# Task goal
From the material below, list every line containing "remember".

[Stored records]
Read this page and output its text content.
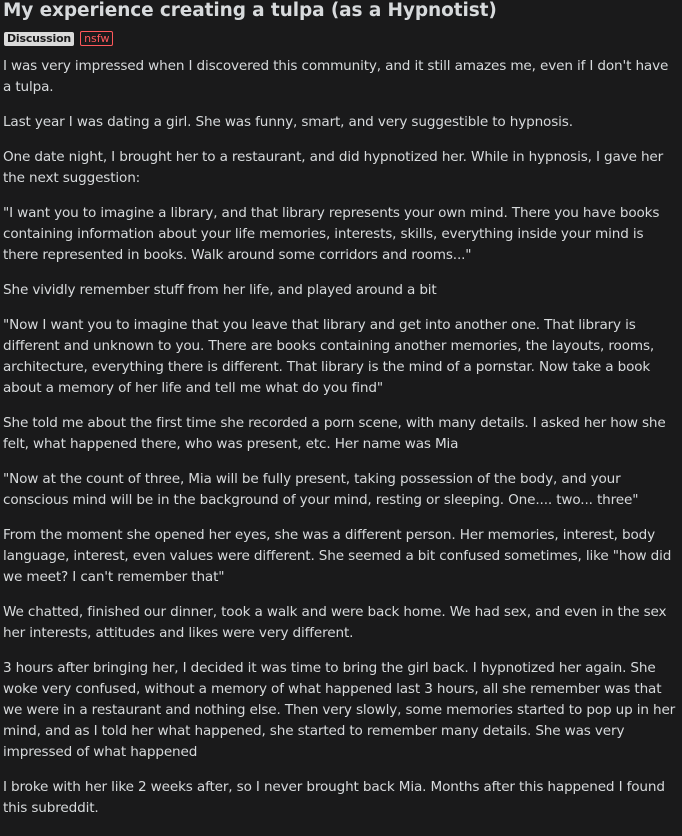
My experience creating a tulpa (as a Hypnotist)
Discussion	nsfw

I was very impressed when I discovered this community, and it still amazes me, even if I don't have a tulpa.

Last year I was dating a girl. She was funny, smart, and very suggestible to hypnosis.

One date night, I brought her to a restaurant, and did hypnotized her. While in hypnosis, I gave her the next suggestion:

"I want you to imagine a library, and that library represents your own mind. There you have books containing information about your life memories, interests, skills, everything inside your mind is there represented in books. Walk around some corridors and rooms..."

She vividly remember stuff from her life, and played around a bit

"Now I want you to imagine that you leave that library and get into another one. That library is different and unknown to you. There are books containing another memories, the layouts, rooms, architecture, everything there is different. That library is the mind of a pornstar. Now take a book about a memory of her life and tell me what do you find"

She told me about the first time she recorded a porn scene, with many details. I asked her how she felt, what happened there, who was present, etc. Her name was Mia

"Now at the count of three, Mia will be fully present, taking possession of the body, and your conscious mind will be in the background of your mind, resting or sleeping. One.... two... three"

From the moment she opened her eyes, she was a different person. Her memories, interest, body language, interest, even values were different. She seemed a bit confused sometimes, like "how did we meet? I can't remember that"

We chatted, finished our dinner, took a walk and were back home. We had sex, and even in the sex her interests, attitudes and likes were very different.

3 hours after bringing her, I decided it was time to bring the girl back. I hypnotized her again. She woke very confused, without a memory of what happened last 3 hours, all she remember was that we were in a restaurant and nothing else. Then very slowly, some memories started to pop up in her mind, and as I told her what happened, she started to remember many details. She was very impressed of what happened

I broke with her like 2 weeks after, so I never brought back Mia. Months after this happened I found this subreddit.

# Response to the exercise
She vividly remember stuff from her life, and played around a bit
From the moment she opened her eyes, she was a different person. Her memories, interest, body language, interest, even values were different. She seemed a bit confused sometimes, like "how did we meet? I can't remember that"
3 hours after bringing her, I decided it was time to bring the girl back. I hypnotized her again. She woke very confused, without a memory of what happened last 3 hours, all she remember was that we were in a restaurant and nothing else. Then very slowly, some memories started to pop up in her mind, and as I told her what happened, she started to remember many details. She was very impressed of what happened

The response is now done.